(Some records)
+ + + + +

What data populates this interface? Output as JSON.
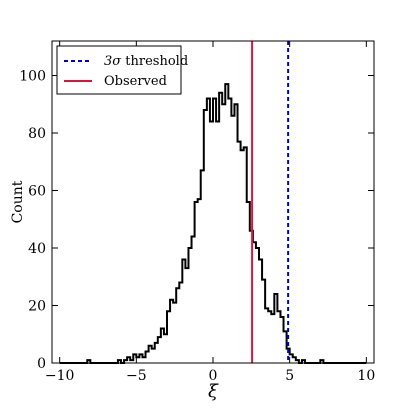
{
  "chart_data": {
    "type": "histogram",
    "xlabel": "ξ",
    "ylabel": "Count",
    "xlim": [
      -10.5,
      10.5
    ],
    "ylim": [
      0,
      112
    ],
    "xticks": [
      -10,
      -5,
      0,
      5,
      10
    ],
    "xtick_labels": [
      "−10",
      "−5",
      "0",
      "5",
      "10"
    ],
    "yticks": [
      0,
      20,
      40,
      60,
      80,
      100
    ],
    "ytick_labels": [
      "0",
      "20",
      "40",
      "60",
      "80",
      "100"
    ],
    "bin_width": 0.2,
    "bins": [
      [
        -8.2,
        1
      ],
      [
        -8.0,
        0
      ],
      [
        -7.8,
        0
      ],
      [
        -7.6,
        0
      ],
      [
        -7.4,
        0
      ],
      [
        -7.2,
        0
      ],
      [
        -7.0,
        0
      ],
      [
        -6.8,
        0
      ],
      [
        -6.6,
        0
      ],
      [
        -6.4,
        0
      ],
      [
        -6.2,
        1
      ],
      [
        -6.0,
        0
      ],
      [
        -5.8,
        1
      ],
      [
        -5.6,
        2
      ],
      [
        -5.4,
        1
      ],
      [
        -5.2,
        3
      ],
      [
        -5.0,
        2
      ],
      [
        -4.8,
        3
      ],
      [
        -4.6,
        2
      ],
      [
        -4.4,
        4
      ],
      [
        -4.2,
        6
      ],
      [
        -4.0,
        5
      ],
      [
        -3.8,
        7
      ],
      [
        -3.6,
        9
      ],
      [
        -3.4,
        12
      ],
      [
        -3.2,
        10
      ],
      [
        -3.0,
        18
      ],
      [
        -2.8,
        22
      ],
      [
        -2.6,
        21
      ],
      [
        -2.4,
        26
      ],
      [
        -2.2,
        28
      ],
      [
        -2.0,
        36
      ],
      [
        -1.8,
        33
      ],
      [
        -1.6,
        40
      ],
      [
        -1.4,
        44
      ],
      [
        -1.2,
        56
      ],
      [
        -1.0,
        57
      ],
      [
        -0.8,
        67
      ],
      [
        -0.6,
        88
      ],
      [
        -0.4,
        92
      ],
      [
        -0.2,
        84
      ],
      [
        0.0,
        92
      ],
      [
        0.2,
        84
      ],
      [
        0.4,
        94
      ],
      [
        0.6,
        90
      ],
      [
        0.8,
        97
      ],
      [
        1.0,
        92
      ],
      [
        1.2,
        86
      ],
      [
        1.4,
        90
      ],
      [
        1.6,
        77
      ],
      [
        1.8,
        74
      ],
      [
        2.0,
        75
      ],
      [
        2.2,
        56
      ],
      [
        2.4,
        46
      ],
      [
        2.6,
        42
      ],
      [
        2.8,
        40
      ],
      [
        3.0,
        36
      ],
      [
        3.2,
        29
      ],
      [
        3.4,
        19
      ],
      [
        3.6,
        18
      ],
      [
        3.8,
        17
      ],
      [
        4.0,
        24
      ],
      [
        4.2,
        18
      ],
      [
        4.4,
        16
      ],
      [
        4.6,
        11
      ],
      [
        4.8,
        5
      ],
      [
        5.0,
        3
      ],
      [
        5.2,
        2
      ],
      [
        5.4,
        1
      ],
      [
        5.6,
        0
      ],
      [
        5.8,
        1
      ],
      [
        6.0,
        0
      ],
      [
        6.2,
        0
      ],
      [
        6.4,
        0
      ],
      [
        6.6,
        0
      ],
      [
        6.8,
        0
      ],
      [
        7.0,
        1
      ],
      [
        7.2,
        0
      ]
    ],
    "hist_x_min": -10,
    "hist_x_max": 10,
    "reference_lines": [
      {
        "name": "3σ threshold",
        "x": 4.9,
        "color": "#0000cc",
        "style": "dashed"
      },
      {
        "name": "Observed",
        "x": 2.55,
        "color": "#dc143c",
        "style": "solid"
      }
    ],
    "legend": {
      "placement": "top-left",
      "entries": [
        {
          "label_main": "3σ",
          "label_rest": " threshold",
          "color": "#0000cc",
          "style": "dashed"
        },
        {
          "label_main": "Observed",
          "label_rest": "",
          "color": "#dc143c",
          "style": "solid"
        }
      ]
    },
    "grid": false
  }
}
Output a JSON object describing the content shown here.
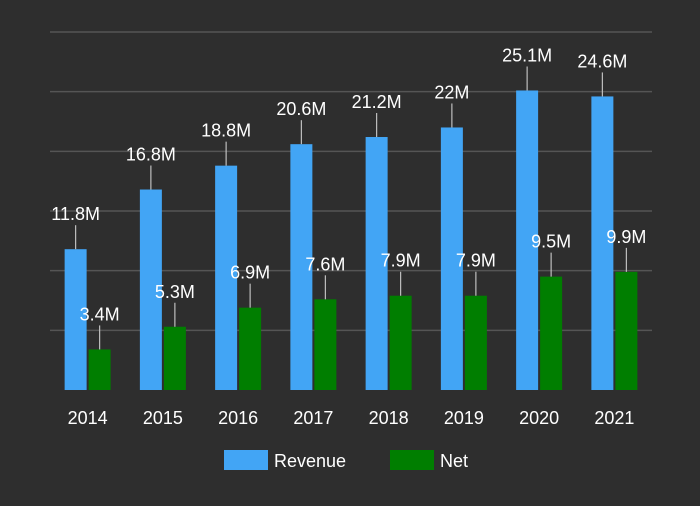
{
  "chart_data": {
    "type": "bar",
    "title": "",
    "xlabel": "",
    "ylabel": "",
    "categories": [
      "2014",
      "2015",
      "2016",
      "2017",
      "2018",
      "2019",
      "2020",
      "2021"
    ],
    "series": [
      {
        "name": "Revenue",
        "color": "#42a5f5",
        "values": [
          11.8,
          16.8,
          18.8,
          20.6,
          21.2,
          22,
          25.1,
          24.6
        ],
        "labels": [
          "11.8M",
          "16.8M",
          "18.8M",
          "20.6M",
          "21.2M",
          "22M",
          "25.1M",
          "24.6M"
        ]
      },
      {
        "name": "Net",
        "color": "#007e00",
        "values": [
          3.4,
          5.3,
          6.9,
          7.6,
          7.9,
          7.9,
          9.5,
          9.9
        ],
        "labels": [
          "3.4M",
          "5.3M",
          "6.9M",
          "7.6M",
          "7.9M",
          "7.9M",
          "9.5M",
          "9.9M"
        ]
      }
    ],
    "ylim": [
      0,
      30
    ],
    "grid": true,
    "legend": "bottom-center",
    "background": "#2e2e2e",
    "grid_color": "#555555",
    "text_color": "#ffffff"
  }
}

+ + + + +

§ **What is being asked**:
Take the records above and transcribe them exactly, dropping every picture.

§ **Expected answer**:
What data populates this interface? Output as JSON.
{
  "chart_data": {
    "type": "histogram",
    "xlabel": "ξ",
    "ylabel": "Count",
    "xlim": [
      -10.5,
      10.5
    ],
    "ylim": [
      0,
      112
    ],
    "xticks": [
      -10,
      -5,
      0,
      5,
      10
    ],
    "xtick_labels": [
      "−10",
      "−5",
      "0",
      "5",
      "10"
    ],
    "yticks": [
      0,
      20,
      40,
      60,
      80,
      100
    ],
    "ytick_labels": [
      "0",
      "20",
      "40",
      "60",
      "80",
      "100"
    ],
    "bin_width": 0.2,
    "bins": [
      [
        -8.2,
        1
      ],
      [
        -8.0,
        0
      ],
      [
        -7.8,
        0
      ],
      [
        -7.6,
        0
      ],
      [
        -7.4,
        0
      ],
      [
        -7.2,
        0
      ],
      [
        -7.0,
        0
      ],
      [
        -6.8,
        0
      ],
      [
        -6.6,
        0
      ],
      [
        -6.4,
        0
      ],
      [
        -6.2,
        1
      ],
      [
        -6.0,
        0
      ],
      [
        -5.8,
        1
      ],
      [
        -5.6,
        2
      ],
      [
        -5.4,
        1
      ],
      [
        -5.2,
        3
      ],
      [
        -5.0,
        2
      ],
      [
        -4.8,
        3
      ],
      [
        -4.6,
        2
      ],
      [
        -4.4,
        4
      ],
      [
        -4.2,
        6
      ],
      [
        -4.0,
        5
      ],
      [
        -3.8,
        7
      ],
      [
        -3.6,
        9
      ],
      [
        -3.4,
        12
      ],
      [
        -3.2,
        10
      ],
      [
        -3.0,
        18
      ],
      [
        -2.8,
        22
      ],
      [
        -2.6,
        21
      ],
      [
        -2.4,
        26
      ],
      [
        -2.2,
        28
      ],
      [
        -2.0,
        36
      ],
      [
        -1.8,
        33
      ],
      [
        -1.6,
        40
      ],
      [
        -1.4,
        44
      ],
      [
        -1.2,
        56
      ],
      [
        -1.0,
        57
      ],
      [
        -0.8,
        67
      ],
      [
        -0.6,
        88
      ],
      [
        -0.4,
        92
      ],
      [
        -0.2,
        84
      ],
      [
        0.0,
        92
      ],
      [
        0.2,
        84
      ],
      [
        0.4,
        94
      ],
      [
        0.6,
        90
      ],
      [
        0.8,
        97
      ],
      [
        1.0,
        92
      ],
      [
        1.2,
        86
      ],
      [
        1.4,
        90
      ],
      [
        1.6,
        77
      ],
      [
        1.8,
        74
      ],
      [
        2.0,
        75
      ],
      [
        2.2,
        56
      ],
      [
        2.4,
        46
      ],
      [
        2.6,
        42
      ],
      [
        2.8,
        40
      ],
      [
        3.0,
        36
      ],
      [
        3.2,
        29
      ],
      [
        3.4,
        19
      ],
      [
        3.6,
        18
      ],
      [
        3.8,
        17
      ],
      [
        4.0,
        24
      ],
      [
        4.2,
        18
      ],
      [
        4.4,
        16
      ],
      [
        4.6,
        11
      ],
      [
        4.8,
        5
      ],
      [
        5.0,
        3
      ],
      [
        5.2,
        2
      ],
      [
        5.4,
        1
      ],
      [
        5.6,
        0
      ],
      [
        5.8,
        1
      ],
      [
        6.0,
        0
      ],
      [
        6.2,
        0
      ],
      [
        6.4,
        0
      ],
      [
        6.6,
        0
      ],
      [
        6.8,
        0
      ],
      [
        7.0,
        1
      ],
      [
        7.2,
        0
      ]
    ],
    "hist_x_min": -10,
    "hist_x_max": 10,
    "reference_lines": [
      {
        "name": "3σ threshold",
        "x": 4.9,
        "color": "#0000cc",
        "style": "dashed"
      },
      {
        "name": "Observed",
        "x": 2.55,
        "color": "#dc143c",
        "style": "solid"
      }
    ],
    "legend": {
      "placement": "top-left",
      "entries": [
        {
          "label_main": "3σ",
          "label_rest": " threshold",
          "color": "#0000cc",
          "style": "dashed"
        },
        {
          "label_main": "Observed",
          "label_rest": "",
          "color": "#dc143c",
          "style": "solid"
        }
      ]
    },
    "grid": false
  }
}
Output a JSON object describing the content shown here.
{
  "chart_data": {
    "type": "bar",
    "title": "",
    "xlabel": "",
    "ylabel": "",
    "categories": [
      "2014",
      "2015",
      "2016",
      "2017",
      "2018",
      "2019",
      "2020",
      "2021"
    ],
    "series": [
      {
        "name": "Revenue",
        "color": "#42a5f5",
        "values": [
          11.8,
          16.8,
          18.8,
          20.6,
          21.2,
          22,
          25.1,
          24.6
        ],
        "labels": [
          "11.8M",
          "16.8M",
          "18.8M",
          "20.6M",
          "21.2M",
          "22M",
          "25.1M",
          "24.6M"
        ]
      },
      {
        "name": "Net",
        "color": "#007e00",
        "values": [
          3.4,
          5.3,
          6.9,
          7.6,
          7.9,
          7.9,
          9.5,
          9.9
        ],
        "labels": [
          "3.4M",
          "5.3M",
          "6.9M",
          "7.6M",
          "7.9M",
          "7.9M",
          "9.5M",
          "9.9M"
        ]
      }
    ],
    "ylim": [
      0,
      30
    ],
    "grid": true,
    "legend": "bottom-center",
    "background": "#2e2e2e",
    "grid_color": "#555555",
    "text_color": "#ffffff"
  }
}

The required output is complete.